### Task to carry out
Output every record word for word.
####################
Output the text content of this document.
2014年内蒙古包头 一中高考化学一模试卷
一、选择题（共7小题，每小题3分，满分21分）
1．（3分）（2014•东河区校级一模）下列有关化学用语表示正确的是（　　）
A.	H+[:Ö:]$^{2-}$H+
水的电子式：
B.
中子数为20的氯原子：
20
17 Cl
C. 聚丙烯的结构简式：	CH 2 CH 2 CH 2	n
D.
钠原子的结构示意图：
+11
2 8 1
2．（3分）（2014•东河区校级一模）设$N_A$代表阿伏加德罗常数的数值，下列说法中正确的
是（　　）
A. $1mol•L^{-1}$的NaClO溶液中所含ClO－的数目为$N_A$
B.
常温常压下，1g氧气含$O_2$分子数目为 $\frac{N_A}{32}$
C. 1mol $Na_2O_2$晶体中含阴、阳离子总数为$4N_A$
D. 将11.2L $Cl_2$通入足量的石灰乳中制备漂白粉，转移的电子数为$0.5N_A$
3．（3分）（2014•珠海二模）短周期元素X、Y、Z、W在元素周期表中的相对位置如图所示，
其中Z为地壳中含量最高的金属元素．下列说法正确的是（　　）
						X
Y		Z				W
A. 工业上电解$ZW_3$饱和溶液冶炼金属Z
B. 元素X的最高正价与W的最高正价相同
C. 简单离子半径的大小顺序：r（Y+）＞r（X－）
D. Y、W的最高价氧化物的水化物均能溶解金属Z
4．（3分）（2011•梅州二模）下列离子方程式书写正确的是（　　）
####################
### Complete response
Output the text content of this document.
2014年内蒙古包头 一中高考化学一模试卷
一、选择题（共7小题，每小题3分，满分21分）
1．（3分）（2014•东河区校级一模）下列有关化学用语表示正确的是（　　）
A.	H+[:Ö:]$^{2-}$H+
水的电子式：
B.
中子数为20的氯原子：
20
17 Cl
C. 聚丙烯的结构简式：	CH 2 CH 2 CH 2	n
D.
钠原子的结构示意图：
+11
2 8 1
2．（3分）（2014•东河区校级一模）设$N_A$代表阿伏加德罗常数的数值，下列说法中正确的
是（　　）
A. $1mol•L^{-1}$的NaClO溶液中所含ClO－的数目为$N_A$
B.
常温常压下，1g氧气含$O_2$分子数目为 $\frac{N_A}{32}$
C. 1mol $Na_2O_2$晶体中含阴、阳离子总数为$4N_A$
D. 将11.2L $Cl_2$通入足量的石灰乳中制备漂白粉，转移的电子数为$0.5N_A$
3．（3分）（2014•珠海二模）短周期元素X、Y、Z、W在元素周期表中的相对位置如图所示，
其中Z为地壳中含量最高的金属元素．下列说法正确的是（　　）
						X
Y		Z				W
A. 工业上电解$ZW_3$饱和溶液冶炼金属Z
B. 元素X的最高正价与W的最高正价相同
C. 简单离子半径的大小顺序：r（Y+）＞r（X－）
D. Y、W的最高价氧化物的水化物均能溶解金属Z
4．（3分）（2011•梅州二模）下列离子方程式书写正确的是（　　）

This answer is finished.